Would you pull out every line of the material that contains the string "JSON"?

Data listing
= = = =

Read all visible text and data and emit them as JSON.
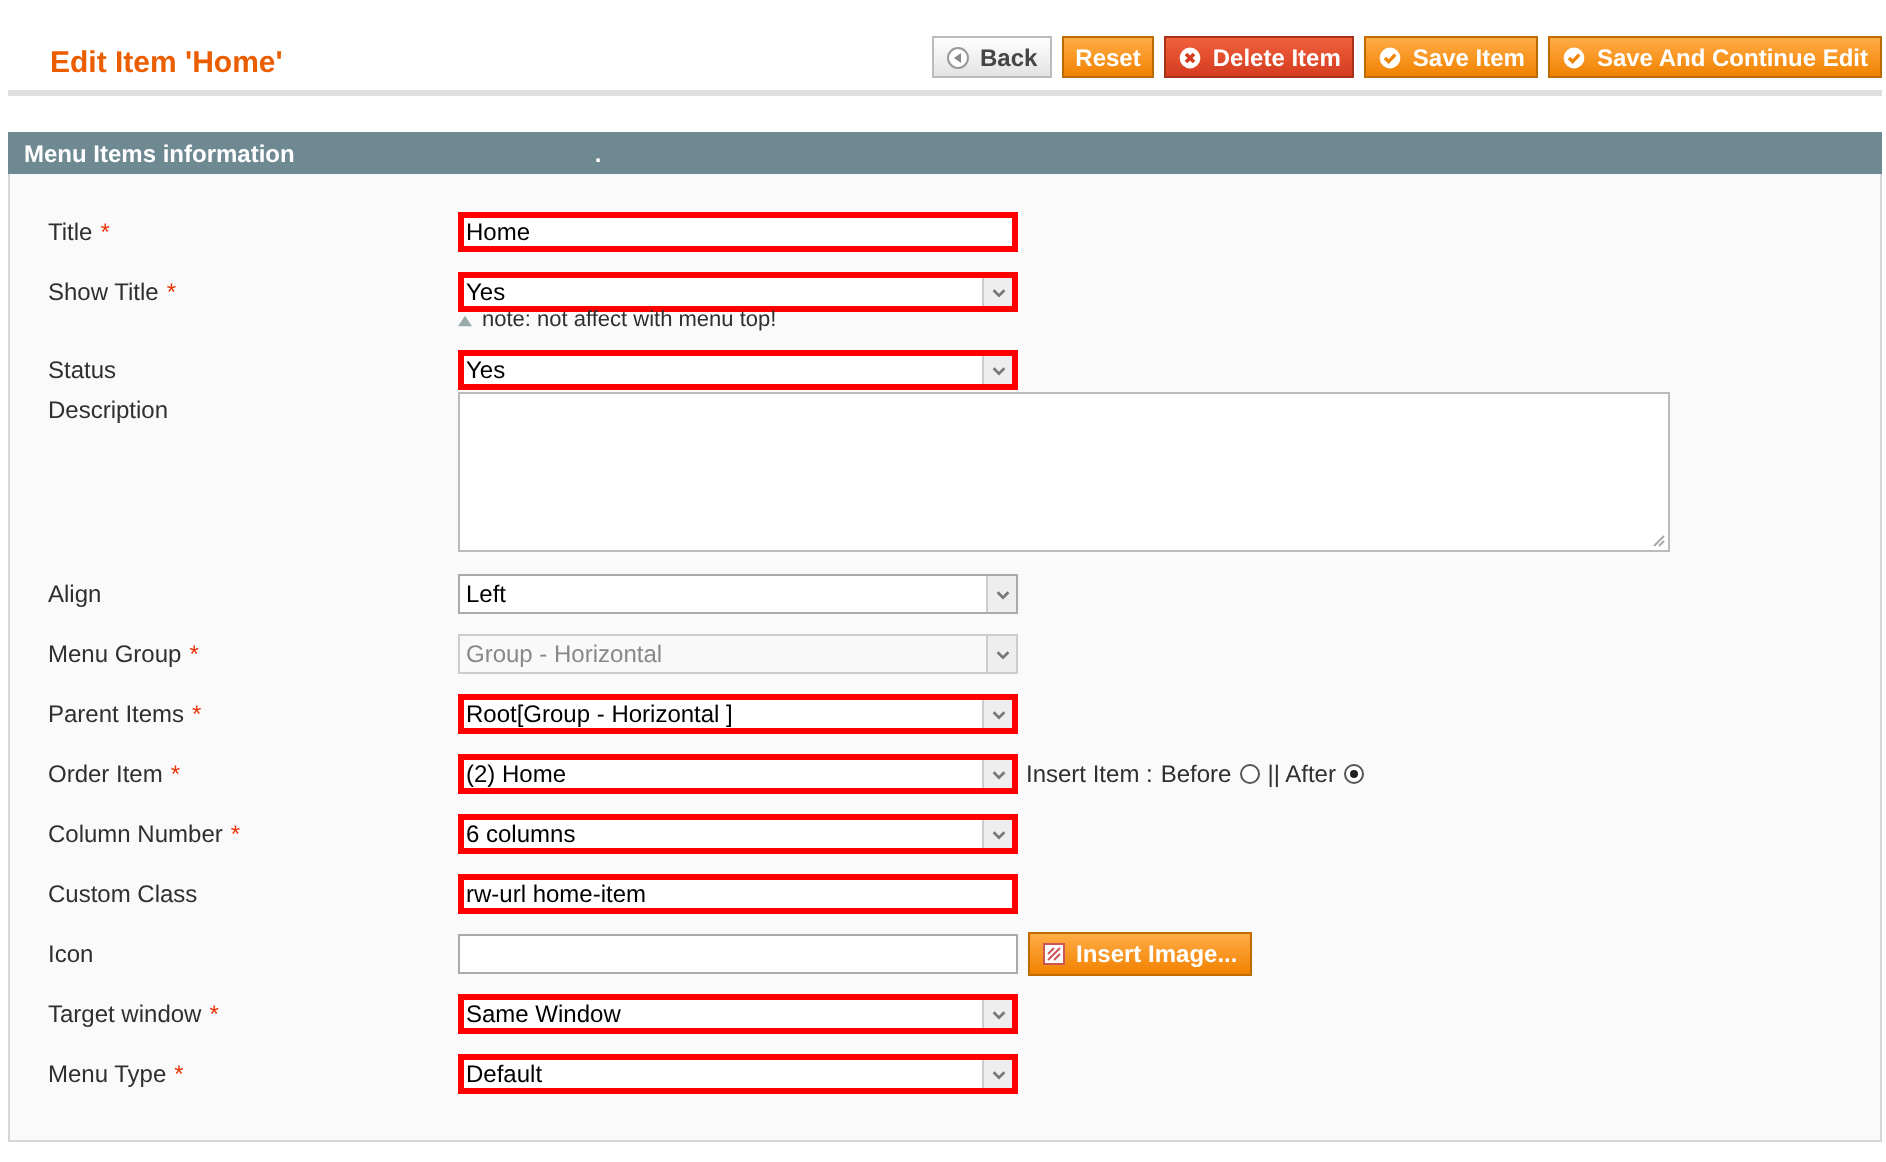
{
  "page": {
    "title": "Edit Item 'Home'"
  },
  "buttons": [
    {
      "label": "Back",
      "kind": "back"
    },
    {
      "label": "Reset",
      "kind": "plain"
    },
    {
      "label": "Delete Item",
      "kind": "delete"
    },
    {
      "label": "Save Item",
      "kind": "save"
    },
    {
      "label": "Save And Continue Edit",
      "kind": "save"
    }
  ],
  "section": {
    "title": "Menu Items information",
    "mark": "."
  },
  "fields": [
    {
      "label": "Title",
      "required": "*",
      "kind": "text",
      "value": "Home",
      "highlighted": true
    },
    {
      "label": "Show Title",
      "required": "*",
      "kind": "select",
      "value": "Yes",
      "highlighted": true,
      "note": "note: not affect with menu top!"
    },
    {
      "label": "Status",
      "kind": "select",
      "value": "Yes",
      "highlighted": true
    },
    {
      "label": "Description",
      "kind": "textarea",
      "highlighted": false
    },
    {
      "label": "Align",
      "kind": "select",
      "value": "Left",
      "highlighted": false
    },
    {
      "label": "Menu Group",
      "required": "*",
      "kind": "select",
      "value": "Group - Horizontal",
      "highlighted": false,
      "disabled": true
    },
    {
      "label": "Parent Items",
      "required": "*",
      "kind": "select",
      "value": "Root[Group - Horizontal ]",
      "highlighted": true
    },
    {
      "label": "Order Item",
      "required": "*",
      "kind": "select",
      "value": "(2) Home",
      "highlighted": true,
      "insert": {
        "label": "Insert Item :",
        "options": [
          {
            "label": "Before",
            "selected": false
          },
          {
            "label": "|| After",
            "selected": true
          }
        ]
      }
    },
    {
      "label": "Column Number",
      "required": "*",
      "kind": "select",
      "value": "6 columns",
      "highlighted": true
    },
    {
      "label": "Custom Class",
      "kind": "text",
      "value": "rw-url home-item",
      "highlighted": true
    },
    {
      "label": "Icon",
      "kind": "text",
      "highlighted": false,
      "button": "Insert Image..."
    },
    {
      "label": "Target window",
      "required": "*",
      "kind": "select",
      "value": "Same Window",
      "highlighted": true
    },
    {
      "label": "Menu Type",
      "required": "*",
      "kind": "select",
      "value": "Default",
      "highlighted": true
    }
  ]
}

= = = =

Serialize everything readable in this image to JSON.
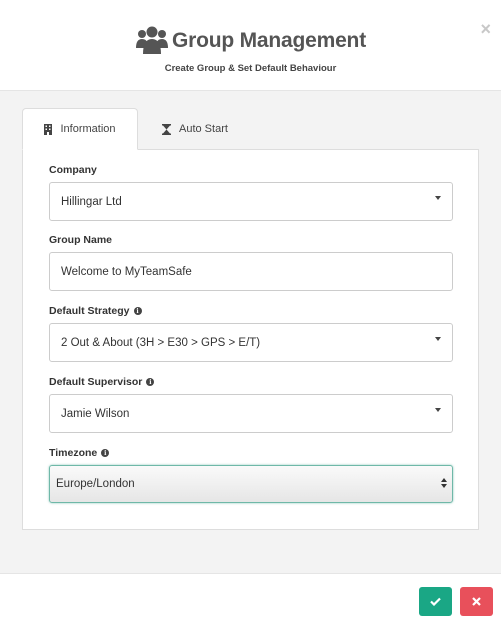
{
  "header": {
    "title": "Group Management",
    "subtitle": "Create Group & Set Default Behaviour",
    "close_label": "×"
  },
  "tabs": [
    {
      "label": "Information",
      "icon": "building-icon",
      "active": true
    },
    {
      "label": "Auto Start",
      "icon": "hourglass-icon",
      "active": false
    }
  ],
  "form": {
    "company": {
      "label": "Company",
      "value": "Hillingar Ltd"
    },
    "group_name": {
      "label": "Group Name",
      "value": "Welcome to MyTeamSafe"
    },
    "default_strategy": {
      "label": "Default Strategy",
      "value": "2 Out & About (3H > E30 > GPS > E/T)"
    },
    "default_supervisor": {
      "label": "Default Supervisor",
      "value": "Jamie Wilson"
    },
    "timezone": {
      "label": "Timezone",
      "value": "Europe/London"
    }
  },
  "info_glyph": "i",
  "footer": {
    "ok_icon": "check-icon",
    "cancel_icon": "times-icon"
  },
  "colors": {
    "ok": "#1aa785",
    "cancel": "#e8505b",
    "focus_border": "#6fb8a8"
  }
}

= = = =

_FULL SOLUTION_
Read all visible text and data and emit them as JSON.
Serialize everything readable in this image to JSON.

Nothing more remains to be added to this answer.